(Collection entries)
━━━━━━━━━━
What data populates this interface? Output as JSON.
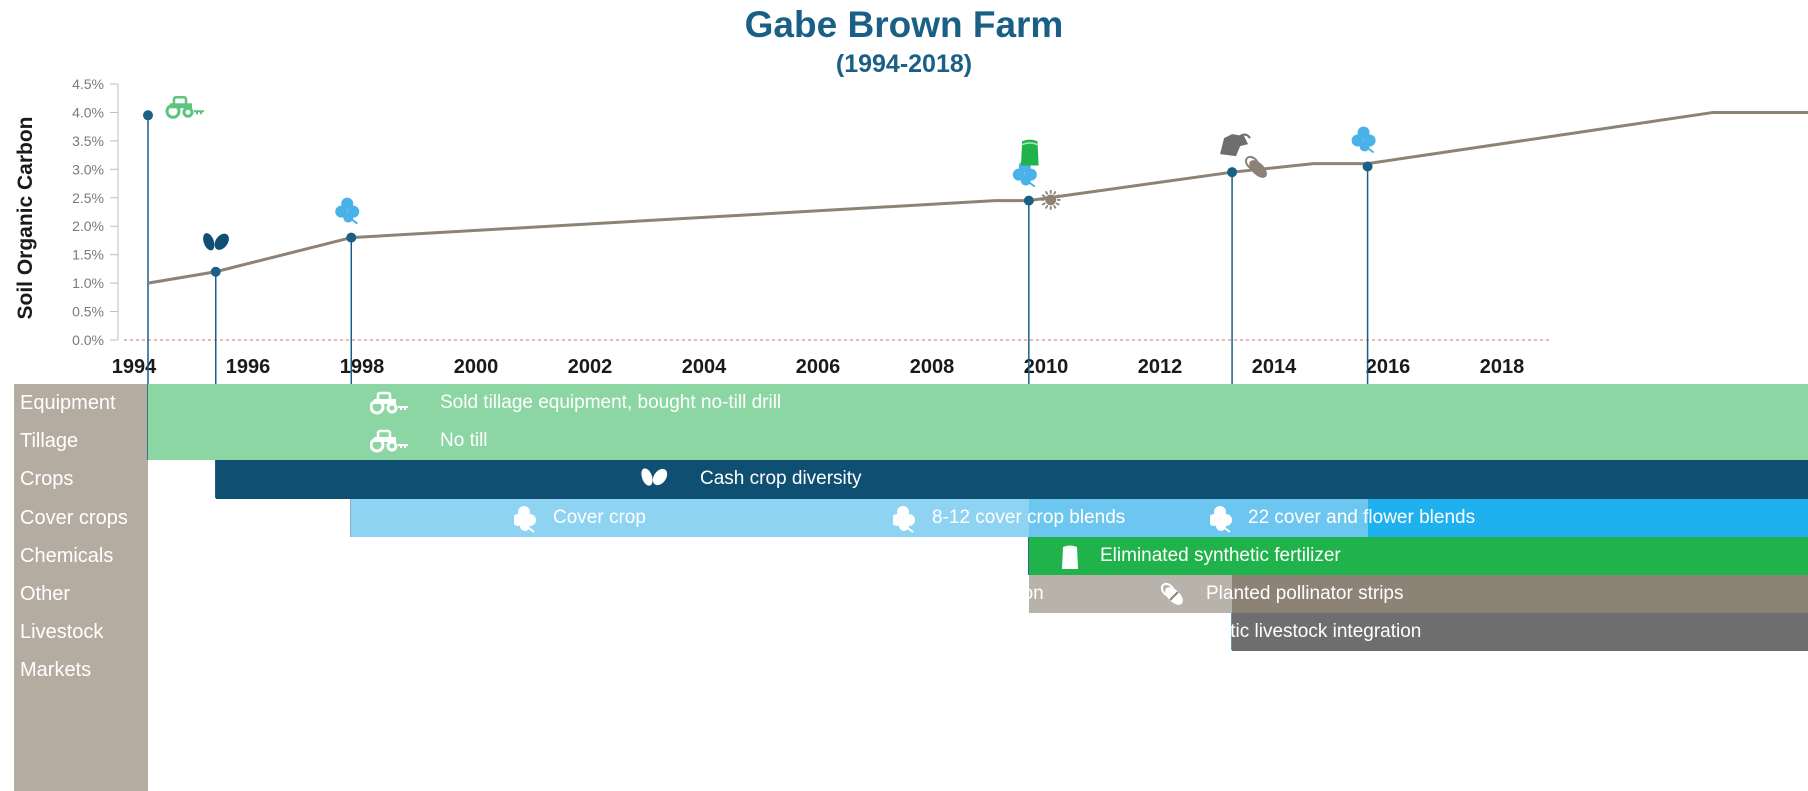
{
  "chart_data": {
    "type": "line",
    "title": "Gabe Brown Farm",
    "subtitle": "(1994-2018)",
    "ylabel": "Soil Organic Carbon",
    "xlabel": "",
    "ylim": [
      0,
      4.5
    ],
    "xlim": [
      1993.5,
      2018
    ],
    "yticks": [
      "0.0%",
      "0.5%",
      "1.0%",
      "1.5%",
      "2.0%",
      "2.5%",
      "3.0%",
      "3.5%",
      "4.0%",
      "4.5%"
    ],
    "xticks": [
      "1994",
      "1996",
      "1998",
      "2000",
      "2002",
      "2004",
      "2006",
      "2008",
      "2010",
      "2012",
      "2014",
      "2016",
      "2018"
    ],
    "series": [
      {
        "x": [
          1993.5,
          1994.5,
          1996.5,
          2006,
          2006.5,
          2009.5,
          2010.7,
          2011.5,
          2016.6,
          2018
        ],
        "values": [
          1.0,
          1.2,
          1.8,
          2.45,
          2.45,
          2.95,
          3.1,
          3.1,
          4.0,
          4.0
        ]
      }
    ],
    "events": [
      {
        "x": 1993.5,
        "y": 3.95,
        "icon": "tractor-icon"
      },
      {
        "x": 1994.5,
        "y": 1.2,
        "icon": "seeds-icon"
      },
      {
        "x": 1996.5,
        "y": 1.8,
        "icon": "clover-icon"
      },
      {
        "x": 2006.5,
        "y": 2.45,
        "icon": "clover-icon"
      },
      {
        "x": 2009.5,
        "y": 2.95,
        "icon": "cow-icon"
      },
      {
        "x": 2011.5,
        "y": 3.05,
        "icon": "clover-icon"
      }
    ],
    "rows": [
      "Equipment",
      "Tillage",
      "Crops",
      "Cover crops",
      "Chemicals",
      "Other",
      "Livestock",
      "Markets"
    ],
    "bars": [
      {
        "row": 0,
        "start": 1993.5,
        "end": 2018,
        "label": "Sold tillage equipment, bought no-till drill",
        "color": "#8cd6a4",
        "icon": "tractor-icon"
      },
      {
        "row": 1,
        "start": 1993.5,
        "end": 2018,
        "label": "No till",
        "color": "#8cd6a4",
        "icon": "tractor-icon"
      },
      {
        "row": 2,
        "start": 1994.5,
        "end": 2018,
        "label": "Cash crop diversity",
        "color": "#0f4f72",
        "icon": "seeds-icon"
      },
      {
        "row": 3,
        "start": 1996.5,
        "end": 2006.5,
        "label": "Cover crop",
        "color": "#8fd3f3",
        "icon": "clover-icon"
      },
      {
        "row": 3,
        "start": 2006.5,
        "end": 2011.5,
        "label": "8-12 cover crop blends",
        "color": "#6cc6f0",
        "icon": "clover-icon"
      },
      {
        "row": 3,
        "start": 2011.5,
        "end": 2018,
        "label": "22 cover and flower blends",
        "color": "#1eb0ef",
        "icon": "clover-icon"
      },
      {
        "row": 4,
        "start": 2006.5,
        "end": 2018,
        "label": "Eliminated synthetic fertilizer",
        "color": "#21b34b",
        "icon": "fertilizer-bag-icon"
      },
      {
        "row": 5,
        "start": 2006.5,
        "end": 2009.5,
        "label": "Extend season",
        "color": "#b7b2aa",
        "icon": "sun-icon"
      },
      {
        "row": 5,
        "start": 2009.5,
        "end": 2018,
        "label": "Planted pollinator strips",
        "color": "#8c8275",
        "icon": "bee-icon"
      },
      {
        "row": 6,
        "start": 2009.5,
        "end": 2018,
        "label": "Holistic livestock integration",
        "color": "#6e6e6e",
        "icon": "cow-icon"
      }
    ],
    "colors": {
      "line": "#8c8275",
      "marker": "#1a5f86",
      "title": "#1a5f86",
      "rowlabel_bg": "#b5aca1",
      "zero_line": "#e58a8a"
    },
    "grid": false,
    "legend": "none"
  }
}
━━━━━━━━━━
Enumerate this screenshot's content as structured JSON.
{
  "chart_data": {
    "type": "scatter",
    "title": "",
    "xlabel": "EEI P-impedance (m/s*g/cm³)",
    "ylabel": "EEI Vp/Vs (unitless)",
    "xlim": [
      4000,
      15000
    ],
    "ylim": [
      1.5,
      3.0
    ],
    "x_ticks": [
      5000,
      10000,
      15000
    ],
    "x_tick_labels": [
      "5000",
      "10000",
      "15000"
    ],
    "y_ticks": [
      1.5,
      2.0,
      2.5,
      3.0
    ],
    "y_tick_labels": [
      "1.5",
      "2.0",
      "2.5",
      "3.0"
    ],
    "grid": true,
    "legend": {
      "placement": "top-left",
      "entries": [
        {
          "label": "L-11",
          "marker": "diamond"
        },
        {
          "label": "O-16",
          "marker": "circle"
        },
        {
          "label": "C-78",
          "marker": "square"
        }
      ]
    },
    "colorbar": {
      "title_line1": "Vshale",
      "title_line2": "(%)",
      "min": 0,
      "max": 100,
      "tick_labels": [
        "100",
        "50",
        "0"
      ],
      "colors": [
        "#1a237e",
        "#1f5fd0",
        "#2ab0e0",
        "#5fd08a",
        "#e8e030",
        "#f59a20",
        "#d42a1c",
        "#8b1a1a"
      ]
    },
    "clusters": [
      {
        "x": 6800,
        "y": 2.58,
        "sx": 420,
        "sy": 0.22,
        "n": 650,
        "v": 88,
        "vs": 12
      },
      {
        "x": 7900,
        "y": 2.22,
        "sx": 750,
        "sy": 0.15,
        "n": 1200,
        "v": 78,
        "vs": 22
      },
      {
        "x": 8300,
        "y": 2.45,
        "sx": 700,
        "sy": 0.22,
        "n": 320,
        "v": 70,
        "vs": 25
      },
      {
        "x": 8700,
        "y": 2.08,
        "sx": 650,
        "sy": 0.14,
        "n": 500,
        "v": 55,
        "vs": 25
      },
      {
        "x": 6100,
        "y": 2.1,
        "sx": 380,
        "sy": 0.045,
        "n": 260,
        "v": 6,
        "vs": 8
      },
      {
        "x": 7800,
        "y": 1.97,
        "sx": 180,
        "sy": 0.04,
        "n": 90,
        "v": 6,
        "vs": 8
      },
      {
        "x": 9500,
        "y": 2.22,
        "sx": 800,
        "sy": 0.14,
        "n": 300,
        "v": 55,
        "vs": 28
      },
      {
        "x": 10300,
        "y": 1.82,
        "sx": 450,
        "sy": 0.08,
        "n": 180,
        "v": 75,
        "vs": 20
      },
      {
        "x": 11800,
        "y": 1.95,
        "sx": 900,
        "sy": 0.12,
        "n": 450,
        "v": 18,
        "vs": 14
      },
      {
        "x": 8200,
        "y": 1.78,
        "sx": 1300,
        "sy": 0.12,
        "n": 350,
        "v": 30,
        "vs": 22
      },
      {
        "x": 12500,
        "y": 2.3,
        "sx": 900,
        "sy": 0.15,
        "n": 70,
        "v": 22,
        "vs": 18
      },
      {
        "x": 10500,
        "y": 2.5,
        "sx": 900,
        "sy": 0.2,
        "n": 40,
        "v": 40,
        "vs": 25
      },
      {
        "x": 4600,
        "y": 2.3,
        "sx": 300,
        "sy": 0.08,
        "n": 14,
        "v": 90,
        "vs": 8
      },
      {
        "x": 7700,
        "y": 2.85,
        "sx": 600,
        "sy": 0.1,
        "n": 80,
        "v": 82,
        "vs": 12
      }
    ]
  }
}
━━━━━━━━━━
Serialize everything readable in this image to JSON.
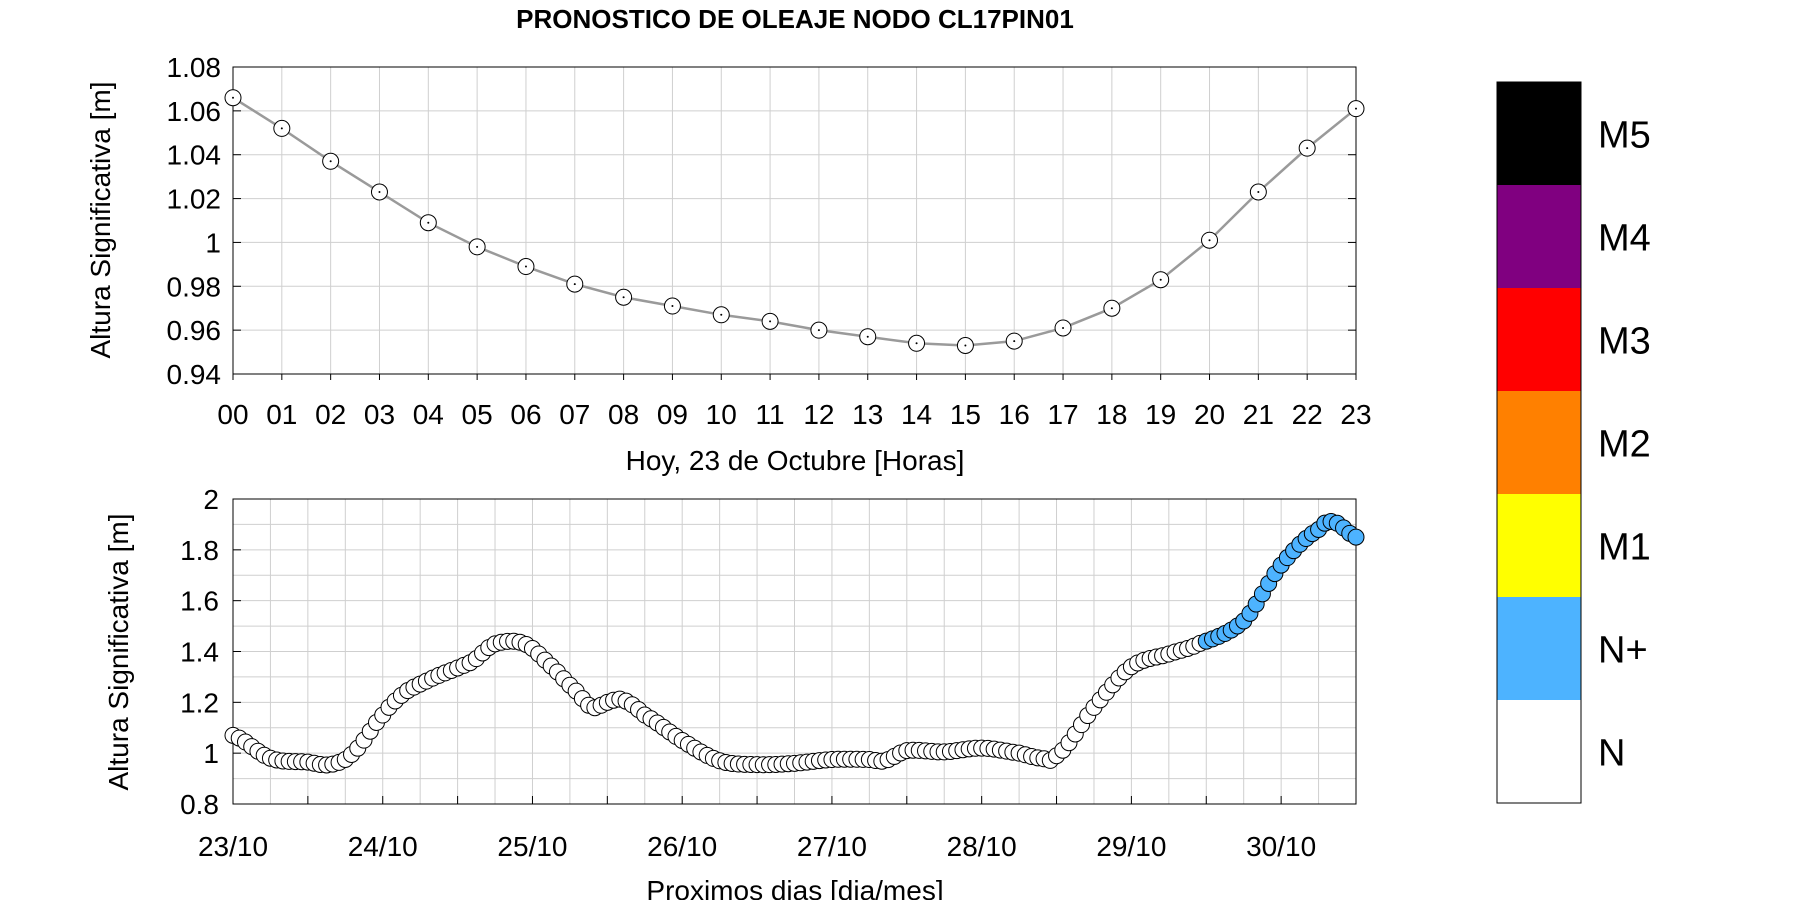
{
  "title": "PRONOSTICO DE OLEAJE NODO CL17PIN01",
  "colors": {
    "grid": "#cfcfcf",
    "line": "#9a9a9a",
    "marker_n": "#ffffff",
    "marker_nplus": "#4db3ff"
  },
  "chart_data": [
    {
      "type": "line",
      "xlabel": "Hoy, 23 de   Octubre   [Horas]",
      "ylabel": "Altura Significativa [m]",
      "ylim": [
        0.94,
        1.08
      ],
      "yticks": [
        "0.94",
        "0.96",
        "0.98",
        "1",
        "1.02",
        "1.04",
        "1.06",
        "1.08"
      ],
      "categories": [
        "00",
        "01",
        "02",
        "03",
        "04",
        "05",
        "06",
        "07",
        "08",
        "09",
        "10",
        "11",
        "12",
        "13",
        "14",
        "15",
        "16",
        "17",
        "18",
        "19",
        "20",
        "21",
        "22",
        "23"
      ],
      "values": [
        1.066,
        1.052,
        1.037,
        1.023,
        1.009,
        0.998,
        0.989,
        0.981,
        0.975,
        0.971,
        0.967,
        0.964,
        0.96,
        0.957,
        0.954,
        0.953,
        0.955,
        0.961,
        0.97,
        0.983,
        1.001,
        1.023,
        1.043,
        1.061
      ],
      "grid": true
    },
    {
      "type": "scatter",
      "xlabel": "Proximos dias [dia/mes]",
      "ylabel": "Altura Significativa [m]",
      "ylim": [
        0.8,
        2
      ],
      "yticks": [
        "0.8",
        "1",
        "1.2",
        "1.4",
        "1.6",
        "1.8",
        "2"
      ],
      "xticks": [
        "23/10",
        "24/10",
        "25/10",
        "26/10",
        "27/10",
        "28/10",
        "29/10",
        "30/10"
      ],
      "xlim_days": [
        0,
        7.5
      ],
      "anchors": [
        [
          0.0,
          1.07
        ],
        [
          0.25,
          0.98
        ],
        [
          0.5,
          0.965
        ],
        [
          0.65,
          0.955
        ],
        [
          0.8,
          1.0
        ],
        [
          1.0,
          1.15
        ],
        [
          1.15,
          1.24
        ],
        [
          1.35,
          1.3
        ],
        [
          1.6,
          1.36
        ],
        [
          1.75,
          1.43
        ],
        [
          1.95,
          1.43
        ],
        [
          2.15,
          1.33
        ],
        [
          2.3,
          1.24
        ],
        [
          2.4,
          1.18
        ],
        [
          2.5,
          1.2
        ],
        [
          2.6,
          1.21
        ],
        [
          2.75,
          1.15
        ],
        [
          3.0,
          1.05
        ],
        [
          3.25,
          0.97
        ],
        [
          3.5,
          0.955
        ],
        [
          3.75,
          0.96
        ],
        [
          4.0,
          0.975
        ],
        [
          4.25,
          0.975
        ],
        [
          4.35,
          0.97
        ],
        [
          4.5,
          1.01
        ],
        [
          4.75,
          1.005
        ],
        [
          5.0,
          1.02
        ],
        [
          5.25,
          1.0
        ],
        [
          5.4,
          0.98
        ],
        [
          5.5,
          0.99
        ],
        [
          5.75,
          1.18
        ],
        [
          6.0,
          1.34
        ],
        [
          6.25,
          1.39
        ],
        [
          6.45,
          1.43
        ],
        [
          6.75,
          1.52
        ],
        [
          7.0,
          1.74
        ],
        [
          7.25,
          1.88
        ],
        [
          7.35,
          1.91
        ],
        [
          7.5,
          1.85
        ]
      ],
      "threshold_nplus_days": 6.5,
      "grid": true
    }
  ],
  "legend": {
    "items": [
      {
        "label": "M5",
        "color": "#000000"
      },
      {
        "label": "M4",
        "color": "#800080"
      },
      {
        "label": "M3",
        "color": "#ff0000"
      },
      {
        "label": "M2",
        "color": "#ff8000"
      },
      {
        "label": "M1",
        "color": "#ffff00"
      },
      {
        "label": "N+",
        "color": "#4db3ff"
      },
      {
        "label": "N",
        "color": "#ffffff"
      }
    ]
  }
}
━━━━━━━━━━
Compute how many lines include the string "xlabel", then give that number by itself.

Complete output
4